— begin Rows —
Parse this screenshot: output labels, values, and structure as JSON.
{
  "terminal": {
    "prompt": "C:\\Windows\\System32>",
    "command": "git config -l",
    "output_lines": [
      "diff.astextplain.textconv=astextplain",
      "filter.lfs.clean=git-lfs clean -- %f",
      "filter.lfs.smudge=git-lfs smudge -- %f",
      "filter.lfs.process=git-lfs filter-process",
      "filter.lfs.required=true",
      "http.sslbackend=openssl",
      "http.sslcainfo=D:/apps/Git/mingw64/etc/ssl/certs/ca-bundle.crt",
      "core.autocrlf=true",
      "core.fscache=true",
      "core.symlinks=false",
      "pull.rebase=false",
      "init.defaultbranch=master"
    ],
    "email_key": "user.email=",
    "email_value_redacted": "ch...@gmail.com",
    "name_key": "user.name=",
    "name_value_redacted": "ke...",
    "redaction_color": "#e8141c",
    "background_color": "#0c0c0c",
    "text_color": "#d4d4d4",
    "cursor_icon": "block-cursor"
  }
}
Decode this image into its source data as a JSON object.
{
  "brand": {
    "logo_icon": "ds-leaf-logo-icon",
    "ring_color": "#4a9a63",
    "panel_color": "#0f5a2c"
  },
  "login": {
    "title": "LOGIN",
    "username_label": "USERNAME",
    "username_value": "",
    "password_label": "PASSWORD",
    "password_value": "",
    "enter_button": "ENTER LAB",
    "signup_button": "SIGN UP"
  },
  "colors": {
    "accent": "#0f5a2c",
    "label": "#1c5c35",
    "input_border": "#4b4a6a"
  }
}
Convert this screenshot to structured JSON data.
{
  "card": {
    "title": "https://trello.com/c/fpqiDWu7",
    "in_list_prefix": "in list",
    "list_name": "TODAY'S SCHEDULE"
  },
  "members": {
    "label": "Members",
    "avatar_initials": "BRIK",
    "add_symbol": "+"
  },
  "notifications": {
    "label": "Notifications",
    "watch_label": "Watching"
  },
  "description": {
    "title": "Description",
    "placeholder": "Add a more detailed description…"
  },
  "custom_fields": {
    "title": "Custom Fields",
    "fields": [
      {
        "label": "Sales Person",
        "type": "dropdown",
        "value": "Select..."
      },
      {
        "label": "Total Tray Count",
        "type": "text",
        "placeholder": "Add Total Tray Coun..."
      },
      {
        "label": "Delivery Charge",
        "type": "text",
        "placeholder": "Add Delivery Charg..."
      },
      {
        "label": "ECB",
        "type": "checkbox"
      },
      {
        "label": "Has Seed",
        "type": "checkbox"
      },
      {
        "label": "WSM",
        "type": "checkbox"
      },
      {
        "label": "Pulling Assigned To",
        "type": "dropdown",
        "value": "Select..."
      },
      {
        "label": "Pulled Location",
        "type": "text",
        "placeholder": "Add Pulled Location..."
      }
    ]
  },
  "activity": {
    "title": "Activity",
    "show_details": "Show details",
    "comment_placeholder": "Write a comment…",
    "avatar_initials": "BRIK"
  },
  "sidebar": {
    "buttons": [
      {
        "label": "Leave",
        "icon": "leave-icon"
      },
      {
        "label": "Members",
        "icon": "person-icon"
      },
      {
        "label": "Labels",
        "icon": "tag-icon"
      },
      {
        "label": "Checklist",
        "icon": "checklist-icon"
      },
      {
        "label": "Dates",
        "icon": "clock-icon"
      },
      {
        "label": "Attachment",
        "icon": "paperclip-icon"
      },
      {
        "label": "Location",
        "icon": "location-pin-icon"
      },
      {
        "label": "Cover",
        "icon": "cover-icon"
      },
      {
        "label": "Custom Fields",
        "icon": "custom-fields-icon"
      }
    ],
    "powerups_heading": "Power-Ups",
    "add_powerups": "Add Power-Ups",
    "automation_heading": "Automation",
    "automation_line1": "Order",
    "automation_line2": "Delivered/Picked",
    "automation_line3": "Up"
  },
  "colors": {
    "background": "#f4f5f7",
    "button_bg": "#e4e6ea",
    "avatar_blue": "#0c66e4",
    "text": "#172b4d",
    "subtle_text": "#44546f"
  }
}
— end Rows —
◆ **Set problem**
Gather up every line in the data above that contains the word "Power", copying each one.

◆ **Task answer**
    "powerups_heading": "Power-Ups",
    "add_powerups": "Add Power-Ups",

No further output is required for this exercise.